**Extrait fourni**
══════════════════════════════

Les cours de francisation gagnent en popularité

Près de 31 000 personnes se sont inscrites au cours de français en 2018-2019 comparativement à un peu plus de 28 000 en 2017-2018.
Photo: Jacques Nadeau Le Devoir Près de 31 000 personnes se sont inscrites au cours de français en 2018-2019 comparativement à un peu plus de 28 000 en 2017-2018.

La hausse de l’allocation hebdomadaire remise aux immigrants pour leur apprentissage de la langue a fait bondir la popularité des cours de francisation de 10 % au cours de la dernière année. C’est ce que constate le ministère de l’Immigration, de la Francisation et de l’Intégration dans son rapport annuel déposé mardi à l’Assemblée nationale.

══════════════════════════════

**Données d'entrée**
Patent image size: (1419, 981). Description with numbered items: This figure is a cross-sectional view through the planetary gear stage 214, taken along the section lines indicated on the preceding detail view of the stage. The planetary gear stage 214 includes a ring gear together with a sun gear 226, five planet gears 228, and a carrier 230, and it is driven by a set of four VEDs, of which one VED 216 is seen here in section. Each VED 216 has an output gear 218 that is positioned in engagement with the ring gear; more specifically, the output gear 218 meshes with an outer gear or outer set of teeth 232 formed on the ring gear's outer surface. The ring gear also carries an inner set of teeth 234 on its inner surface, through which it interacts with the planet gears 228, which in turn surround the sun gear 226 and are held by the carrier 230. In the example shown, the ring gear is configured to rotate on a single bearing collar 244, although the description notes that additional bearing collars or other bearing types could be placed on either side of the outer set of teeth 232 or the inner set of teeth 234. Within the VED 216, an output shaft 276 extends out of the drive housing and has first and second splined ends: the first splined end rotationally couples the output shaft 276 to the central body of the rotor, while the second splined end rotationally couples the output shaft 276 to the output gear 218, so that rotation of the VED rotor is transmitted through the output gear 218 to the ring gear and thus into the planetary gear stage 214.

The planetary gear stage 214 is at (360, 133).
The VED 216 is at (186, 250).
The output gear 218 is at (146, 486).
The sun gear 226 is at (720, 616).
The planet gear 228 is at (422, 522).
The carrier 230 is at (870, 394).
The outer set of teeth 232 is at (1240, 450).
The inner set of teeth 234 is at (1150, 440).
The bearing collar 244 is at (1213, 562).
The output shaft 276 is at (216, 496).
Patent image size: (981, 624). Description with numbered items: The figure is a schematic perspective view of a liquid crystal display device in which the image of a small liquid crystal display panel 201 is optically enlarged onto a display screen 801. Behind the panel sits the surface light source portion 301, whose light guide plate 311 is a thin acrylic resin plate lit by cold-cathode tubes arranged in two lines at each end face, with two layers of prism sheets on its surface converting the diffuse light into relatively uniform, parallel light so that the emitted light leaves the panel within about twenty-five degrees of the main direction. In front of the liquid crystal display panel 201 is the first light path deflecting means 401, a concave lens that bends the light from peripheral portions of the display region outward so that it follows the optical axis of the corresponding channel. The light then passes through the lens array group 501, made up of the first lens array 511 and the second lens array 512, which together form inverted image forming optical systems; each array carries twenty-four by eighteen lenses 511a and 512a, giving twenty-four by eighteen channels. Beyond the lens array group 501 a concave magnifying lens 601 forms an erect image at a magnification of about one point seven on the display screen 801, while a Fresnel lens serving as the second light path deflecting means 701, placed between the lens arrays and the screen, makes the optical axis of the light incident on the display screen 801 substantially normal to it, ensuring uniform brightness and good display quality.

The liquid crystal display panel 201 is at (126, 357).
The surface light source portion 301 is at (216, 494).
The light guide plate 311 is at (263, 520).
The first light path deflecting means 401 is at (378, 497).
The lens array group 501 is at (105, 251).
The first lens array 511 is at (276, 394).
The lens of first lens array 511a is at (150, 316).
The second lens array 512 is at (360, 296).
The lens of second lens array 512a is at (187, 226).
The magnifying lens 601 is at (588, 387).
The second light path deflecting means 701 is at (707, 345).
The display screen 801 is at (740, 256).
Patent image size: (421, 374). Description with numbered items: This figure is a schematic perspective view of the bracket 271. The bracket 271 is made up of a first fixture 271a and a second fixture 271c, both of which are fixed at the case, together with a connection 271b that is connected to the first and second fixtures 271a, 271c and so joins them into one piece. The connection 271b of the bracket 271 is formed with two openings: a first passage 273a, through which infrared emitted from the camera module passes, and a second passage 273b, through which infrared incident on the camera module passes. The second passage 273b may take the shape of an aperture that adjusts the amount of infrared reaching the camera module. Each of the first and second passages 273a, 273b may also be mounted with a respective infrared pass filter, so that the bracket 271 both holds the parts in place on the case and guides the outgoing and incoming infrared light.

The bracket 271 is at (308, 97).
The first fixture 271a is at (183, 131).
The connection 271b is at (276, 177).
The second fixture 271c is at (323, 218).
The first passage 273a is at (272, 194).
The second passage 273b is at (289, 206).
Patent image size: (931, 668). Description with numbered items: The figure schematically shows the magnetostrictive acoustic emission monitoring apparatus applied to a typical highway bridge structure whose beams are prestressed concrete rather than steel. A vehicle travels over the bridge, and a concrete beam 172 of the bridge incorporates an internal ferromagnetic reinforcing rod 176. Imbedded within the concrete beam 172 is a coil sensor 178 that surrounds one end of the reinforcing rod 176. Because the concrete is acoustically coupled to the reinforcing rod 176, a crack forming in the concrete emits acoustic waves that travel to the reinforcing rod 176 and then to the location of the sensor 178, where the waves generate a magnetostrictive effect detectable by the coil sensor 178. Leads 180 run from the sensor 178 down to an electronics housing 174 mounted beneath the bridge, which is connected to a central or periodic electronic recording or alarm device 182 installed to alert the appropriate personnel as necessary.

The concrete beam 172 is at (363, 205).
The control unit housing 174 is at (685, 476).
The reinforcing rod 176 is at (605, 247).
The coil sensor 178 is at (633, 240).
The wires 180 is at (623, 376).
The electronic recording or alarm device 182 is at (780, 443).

══════════════════════════════

**Travail demandé**
Recopiez le passage de l'extrait sur les cours de francisation qui va de « Photo: Jacques Nadeau » jusqu'à « à l’Assemblée nationale. » inclus.

**Réponse**
Photo: Jacques Nadeau Le Devoir Près de 31 000 personnes se sont inscrites au cours de français en 2018-2019 comparativement à un peu plus de 28 000 en 2017-2018.

La hausse de l’allocation hebdomadaire remise aux immigrants pour leur apprentissage de la langue a fait bondir la popularité des cours de francisation de 10 % au cours de la dernière année. C’est ce que constate le ministère de l’Immigration, de la Francisation et de l’Intégration dans son rapport annuel déposé mardi à l’Assemblée nationale.